- _Document excerpt_
========================

Globally Unique Identifier (GUID) - GUIDs are assigned to both physical and logical media in the form of a 32-byte string. For example:
e6bbb791-7d29-46bf-9c01-a420a25852ebIdle - A physical media state: Indicates that the medium is in a library slot (or on a shelf if it is in the offline physical location).
Imported - A side state: Indicates a side whose label type is recognized by RSM, but whose label ID is not recognized by RSM. Indicates a new side that RSM has not seen before, but whose format it recognizes.
Import Pool - If RSM identifies the format or application associated with a side but has never actually detected the side before, it places the piece of media in the import pool. For example, if you place a tape written by Windows Backup on one computer into a library attached to a second computer, the instance of RSM on the receiving computer recognizes that the tape was written using Microsoft Tape Format (MTF) and places it in the proper media type specific import pool. All sides of a piece of media are placed in the same pool.
Inaccessible - A physical media state: An additional state for two-sided media. Although one side of a two-sided medium is mounted and accessible to an application, it is impossible to also make the second side accessible. A request to mount the second side cannot be completed until the first side is dismounted. For example, an application mounts side A of a two-sided medium. The snap-in shows the media state of side A as loaded, and side B as inaccessible. The side states are unaffected. If the side state of side B is available before the mount, the snap-in shows the side is still available after the mount.
Incompatible - A side state: Indicates a side that is not compatible with the library in which it resides. If a medium is found to be incompatible with the current library, RSM sets its sides states to incompatible. This can happen if a medium has a form factor (size and shape) identical to that supported by a library, but different in capacity or the way information is recorded for that library. The media containing the side should be immediately ejected from the library.

========================

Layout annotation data
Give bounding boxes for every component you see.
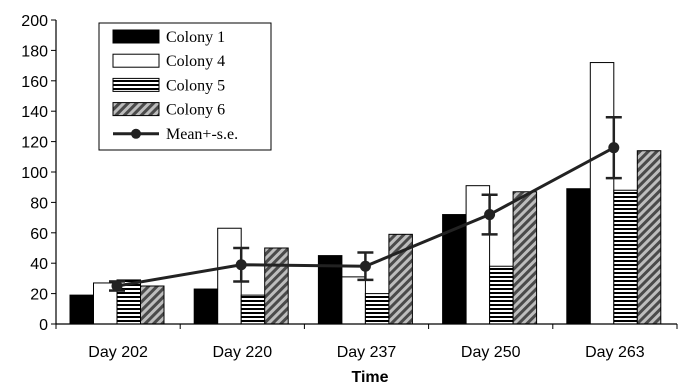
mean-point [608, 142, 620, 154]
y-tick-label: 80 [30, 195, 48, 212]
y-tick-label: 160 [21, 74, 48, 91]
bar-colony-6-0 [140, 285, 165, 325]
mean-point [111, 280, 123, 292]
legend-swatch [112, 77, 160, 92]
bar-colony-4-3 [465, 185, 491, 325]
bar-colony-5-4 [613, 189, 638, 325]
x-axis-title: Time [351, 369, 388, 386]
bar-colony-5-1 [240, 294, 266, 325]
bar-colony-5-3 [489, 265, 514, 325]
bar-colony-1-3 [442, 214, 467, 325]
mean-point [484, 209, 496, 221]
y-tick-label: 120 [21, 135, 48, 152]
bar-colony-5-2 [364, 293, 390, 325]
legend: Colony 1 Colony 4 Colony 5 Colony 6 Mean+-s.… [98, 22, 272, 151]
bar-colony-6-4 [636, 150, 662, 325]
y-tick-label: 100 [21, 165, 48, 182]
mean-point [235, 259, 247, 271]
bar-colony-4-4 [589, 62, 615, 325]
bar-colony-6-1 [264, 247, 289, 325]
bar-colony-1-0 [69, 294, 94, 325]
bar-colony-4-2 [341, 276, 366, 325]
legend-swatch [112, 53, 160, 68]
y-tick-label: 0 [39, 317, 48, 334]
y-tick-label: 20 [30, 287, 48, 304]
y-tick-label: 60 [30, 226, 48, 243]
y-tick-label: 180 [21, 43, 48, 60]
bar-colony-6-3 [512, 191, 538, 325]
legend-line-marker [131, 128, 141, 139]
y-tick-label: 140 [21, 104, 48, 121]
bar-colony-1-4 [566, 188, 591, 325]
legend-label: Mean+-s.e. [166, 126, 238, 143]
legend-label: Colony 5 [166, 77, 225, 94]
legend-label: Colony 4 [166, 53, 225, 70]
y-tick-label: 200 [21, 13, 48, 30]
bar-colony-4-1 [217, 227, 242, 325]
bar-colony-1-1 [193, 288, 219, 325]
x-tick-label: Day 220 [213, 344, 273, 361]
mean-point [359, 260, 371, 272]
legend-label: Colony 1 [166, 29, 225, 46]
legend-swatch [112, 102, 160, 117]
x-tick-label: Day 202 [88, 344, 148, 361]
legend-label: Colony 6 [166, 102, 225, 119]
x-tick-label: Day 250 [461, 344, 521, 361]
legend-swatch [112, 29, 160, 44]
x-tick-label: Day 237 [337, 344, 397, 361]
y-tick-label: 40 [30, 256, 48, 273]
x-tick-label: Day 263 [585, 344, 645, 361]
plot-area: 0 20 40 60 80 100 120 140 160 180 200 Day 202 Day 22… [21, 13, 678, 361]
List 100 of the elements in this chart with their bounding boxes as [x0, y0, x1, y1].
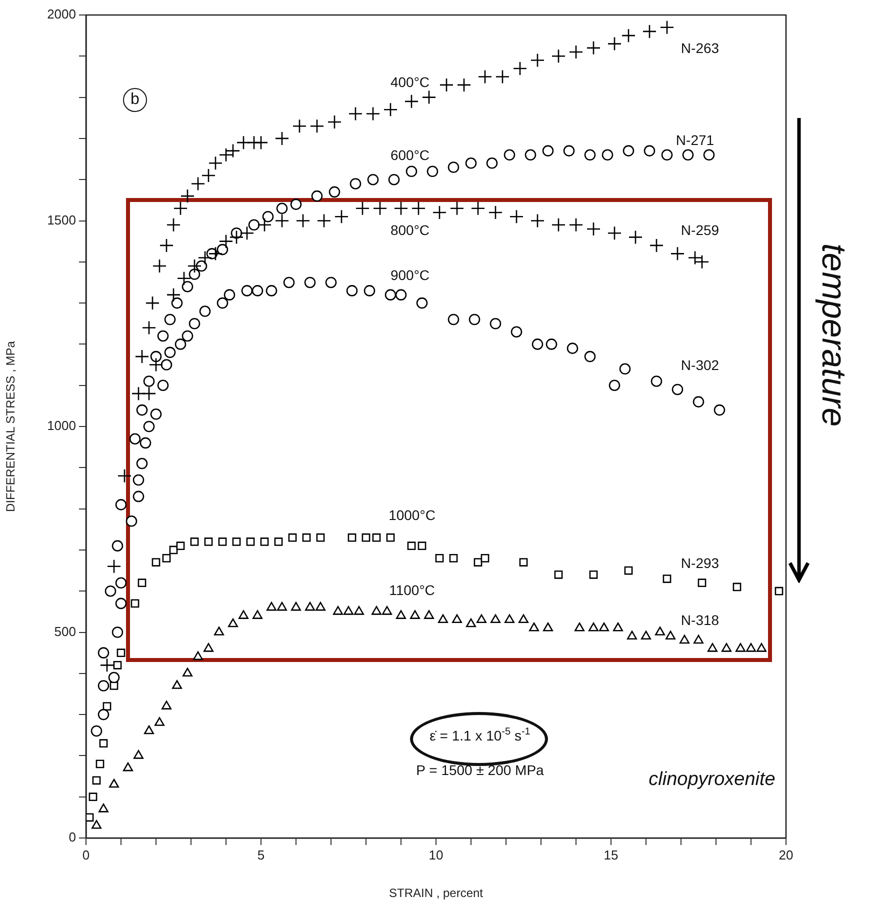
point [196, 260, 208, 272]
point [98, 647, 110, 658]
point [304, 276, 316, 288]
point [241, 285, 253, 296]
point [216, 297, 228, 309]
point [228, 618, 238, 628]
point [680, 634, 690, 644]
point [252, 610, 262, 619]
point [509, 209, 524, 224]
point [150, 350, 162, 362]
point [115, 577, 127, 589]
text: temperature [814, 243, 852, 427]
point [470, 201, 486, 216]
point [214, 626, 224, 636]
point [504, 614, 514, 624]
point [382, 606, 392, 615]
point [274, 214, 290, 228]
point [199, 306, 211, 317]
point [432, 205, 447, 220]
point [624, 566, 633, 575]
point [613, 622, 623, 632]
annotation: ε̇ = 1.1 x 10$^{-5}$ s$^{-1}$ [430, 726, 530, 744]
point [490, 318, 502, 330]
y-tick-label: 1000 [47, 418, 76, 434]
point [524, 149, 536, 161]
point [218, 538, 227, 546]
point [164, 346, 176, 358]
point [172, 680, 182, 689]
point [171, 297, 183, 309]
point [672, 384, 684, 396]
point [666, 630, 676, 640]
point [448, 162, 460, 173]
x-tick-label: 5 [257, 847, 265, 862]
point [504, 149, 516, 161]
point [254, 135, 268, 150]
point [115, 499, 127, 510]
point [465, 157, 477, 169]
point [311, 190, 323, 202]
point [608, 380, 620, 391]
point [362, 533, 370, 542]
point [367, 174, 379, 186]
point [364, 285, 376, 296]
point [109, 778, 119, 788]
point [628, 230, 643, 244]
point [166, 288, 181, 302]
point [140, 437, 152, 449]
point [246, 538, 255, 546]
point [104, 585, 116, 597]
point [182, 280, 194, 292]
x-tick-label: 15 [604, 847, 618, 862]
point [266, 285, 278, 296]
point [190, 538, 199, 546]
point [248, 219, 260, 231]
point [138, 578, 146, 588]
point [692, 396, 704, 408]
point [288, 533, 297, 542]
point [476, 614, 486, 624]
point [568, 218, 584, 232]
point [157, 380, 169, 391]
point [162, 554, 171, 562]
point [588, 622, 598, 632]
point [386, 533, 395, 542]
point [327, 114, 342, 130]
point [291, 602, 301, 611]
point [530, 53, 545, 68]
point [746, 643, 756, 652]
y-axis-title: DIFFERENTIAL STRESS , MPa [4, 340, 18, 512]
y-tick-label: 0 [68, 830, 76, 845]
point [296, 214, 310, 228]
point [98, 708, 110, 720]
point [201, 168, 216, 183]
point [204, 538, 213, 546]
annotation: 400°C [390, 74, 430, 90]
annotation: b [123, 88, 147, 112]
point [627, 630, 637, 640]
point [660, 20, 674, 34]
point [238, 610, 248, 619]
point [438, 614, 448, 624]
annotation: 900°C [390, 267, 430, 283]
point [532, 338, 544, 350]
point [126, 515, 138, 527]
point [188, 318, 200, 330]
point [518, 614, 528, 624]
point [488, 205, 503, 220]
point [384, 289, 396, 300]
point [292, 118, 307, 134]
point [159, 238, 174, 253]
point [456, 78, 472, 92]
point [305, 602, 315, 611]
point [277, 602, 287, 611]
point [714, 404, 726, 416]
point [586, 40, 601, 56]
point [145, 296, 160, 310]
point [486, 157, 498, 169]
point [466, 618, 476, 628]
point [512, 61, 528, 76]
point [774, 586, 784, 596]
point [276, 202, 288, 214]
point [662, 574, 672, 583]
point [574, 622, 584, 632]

========================

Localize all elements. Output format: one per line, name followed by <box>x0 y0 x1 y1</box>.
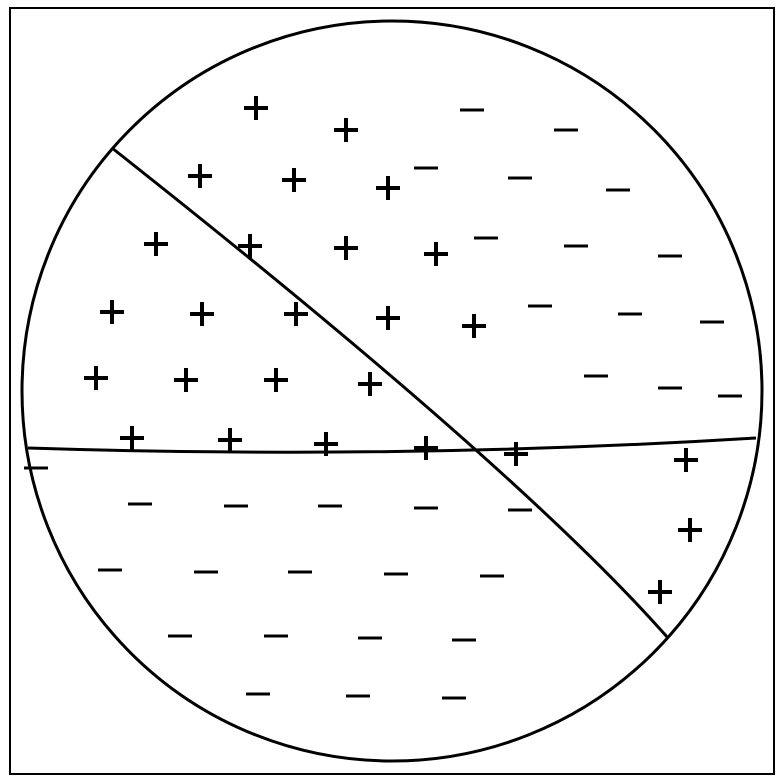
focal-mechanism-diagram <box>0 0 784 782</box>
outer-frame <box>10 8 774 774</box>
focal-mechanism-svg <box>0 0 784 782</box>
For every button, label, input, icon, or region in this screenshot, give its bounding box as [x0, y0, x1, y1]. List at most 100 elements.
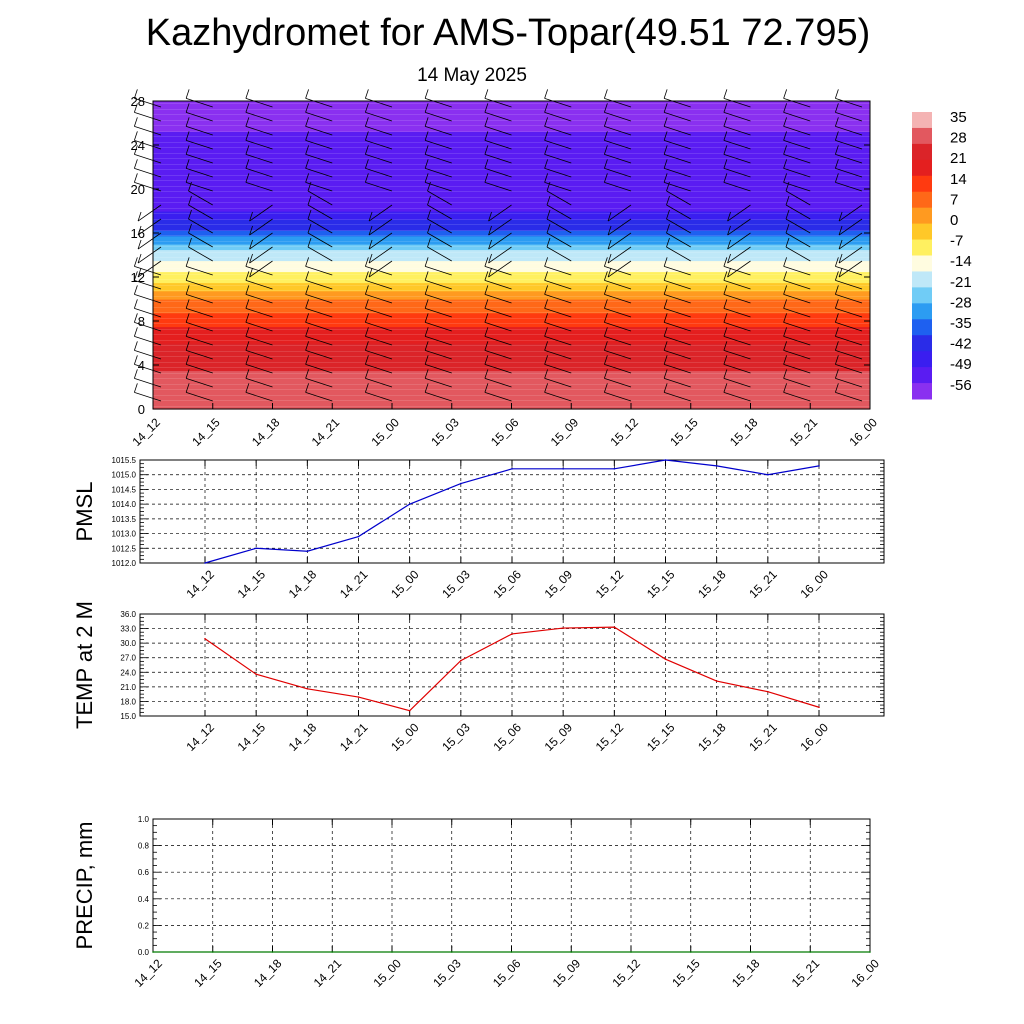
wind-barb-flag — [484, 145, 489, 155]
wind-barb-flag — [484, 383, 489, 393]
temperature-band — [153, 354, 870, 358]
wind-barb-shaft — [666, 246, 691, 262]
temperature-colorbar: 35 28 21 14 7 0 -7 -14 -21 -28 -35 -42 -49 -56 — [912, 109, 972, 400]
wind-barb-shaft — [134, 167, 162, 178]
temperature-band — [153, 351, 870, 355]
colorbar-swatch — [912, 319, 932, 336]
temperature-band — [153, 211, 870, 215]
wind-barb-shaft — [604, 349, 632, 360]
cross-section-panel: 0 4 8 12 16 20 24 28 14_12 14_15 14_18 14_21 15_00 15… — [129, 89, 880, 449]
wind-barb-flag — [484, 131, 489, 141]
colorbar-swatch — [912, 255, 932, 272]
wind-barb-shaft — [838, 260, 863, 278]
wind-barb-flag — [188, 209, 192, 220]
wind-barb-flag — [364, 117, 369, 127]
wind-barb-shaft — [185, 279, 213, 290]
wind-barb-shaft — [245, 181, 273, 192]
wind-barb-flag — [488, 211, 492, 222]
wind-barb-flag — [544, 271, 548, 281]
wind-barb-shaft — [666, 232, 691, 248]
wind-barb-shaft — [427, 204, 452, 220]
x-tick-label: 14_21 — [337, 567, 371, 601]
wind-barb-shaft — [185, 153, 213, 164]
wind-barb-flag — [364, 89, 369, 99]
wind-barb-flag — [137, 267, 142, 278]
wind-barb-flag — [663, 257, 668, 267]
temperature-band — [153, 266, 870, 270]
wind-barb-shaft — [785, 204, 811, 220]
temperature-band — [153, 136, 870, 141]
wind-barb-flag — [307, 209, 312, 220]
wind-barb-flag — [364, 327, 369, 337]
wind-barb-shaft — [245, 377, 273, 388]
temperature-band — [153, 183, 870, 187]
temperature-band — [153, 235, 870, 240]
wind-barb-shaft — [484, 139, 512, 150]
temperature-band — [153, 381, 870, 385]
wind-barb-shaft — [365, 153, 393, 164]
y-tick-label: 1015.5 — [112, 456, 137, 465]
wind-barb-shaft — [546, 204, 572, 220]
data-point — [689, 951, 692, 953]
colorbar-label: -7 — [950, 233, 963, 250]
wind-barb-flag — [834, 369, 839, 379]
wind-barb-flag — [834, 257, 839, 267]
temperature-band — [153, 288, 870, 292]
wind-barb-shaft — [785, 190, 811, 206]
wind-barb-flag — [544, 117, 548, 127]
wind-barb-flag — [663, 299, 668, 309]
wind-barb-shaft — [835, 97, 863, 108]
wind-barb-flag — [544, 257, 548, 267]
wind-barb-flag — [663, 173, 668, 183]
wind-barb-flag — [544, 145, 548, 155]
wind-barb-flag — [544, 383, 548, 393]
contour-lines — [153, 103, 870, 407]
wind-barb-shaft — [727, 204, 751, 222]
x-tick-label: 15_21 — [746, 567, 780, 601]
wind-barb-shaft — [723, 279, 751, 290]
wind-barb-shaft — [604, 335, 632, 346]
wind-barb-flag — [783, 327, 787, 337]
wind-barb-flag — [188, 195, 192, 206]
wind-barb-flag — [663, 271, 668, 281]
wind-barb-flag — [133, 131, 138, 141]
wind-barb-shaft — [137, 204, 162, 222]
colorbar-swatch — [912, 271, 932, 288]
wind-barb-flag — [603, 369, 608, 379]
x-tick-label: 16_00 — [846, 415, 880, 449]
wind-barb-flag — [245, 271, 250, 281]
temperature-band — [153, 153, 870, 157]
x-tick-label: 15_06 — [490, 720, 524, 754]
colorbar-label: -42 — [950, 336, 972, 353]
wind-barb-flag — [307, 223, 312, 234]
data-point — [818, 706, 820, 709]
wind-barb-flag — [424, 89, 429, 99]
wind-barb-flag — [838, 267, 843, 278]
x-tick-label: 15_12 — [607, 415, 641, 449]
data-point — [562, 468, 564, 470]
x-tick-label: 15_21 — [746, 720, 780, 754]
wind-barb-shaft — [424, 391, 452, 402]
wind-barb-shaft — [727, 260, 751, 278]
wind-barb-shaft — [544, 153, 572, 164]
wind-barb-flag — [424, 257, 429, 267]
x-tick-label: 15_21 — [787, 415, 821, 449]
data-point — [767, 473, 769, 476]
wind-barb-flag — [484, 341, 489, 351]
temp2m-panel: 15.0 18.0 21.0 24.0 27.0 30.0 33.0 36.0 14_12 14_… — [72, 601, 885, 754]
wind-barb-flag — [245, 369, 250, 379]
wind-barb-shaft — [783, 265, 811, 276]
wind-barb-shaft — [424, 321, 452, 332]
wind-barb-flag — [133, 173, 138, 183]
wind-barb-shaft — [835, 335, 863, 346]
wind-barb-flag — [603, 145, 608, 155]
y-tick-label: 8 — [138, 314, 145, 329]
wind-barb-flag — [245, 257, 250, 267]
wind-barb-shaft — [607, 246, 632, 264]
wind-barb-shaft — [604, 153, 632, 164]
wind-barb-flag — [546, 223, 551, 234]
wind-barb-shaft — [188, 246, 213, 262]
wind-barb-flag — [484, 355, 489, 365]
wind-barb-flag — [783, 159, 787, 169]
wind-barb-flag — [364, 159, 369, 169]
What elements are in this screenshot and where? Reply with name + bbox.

========================

- _Directions_
[1] According to the RSM glossary, what should be done with media containing a side that is incompatible with its library?
[2] Repeat the passage of the RSM glossary starting with "Incompatible - A" and going on through "from the library.".
The entries have no connection to the RSM glossary.

- _Answers provided_
[1] The media should be immediately ejected from the library.

[2]
Incompatible - A side state: Indicates a side that is not compatible with the library in which it resides. If a medium is found to be incompatible with the current library, RSM sets its sides states to incompatible. This can happen if a medium has a form factor (size and shape) identical to that supported by a library, but different in capacity or the way information is recorded for that library. The media containing the side should be immediately ejected from the library.